> What is expected: In your copy, include every line of the listing below exactly but none of the pictures.

> Data provided:
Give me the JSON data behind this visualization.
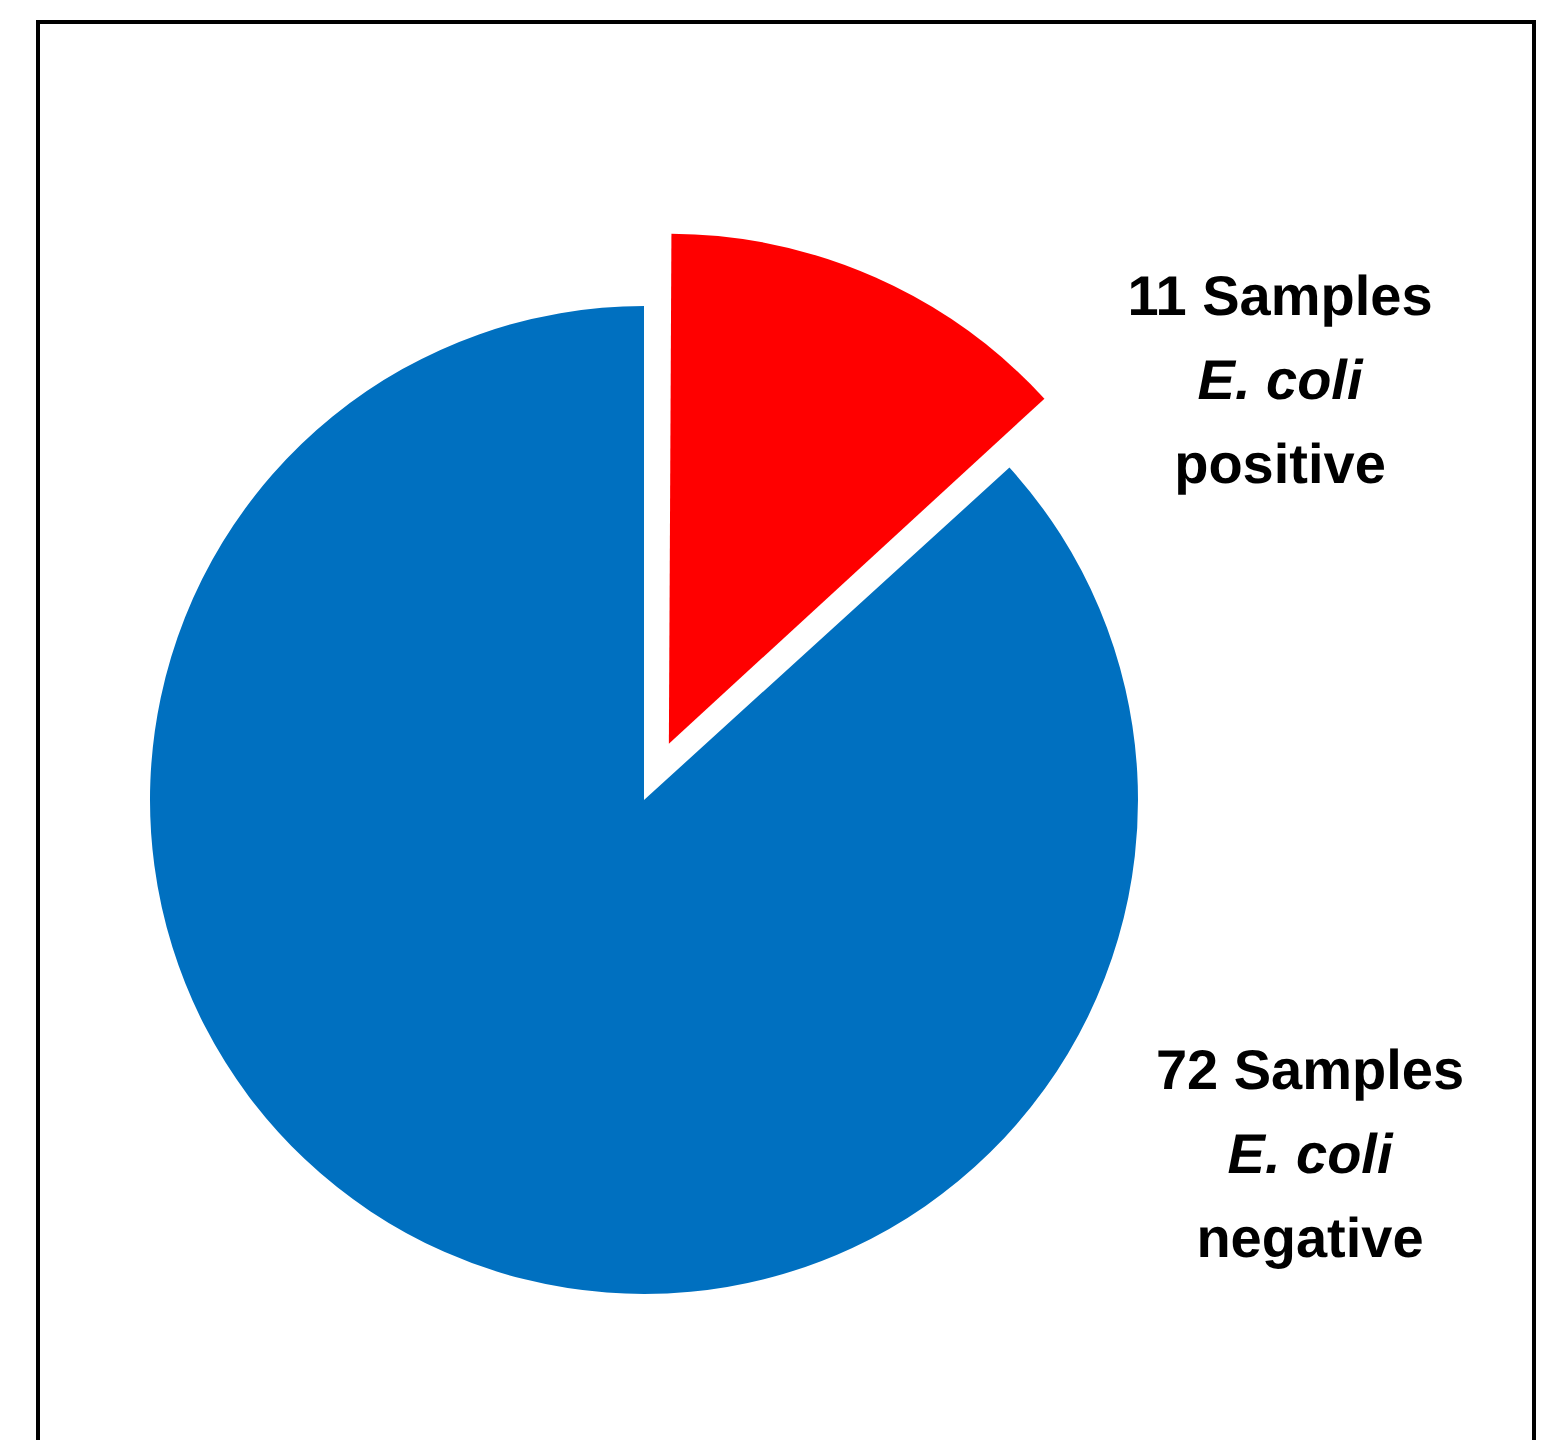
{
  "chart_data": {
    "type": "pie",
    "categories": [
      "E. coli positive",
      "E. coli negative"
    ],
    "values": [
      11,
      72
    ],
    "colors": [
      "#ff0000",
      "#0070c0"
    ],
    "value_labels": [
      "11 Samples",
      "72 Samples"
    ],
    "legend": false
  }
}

> Result of the exercise:
Give me the JSON data behind this visualization.
{
  "chart_data": {
    "type": "pie",
    "categories": [
      "E. coli positive",
      "E. coli negative"
    ],
    "values": [
      11,
      72
    ],
    "colors": [
      "#ff0000",
      "#0070c0"
    ],
    "value_labels": [
      "11 Samples",
      "72 Samples"
    ],
    "legend": false
  }
}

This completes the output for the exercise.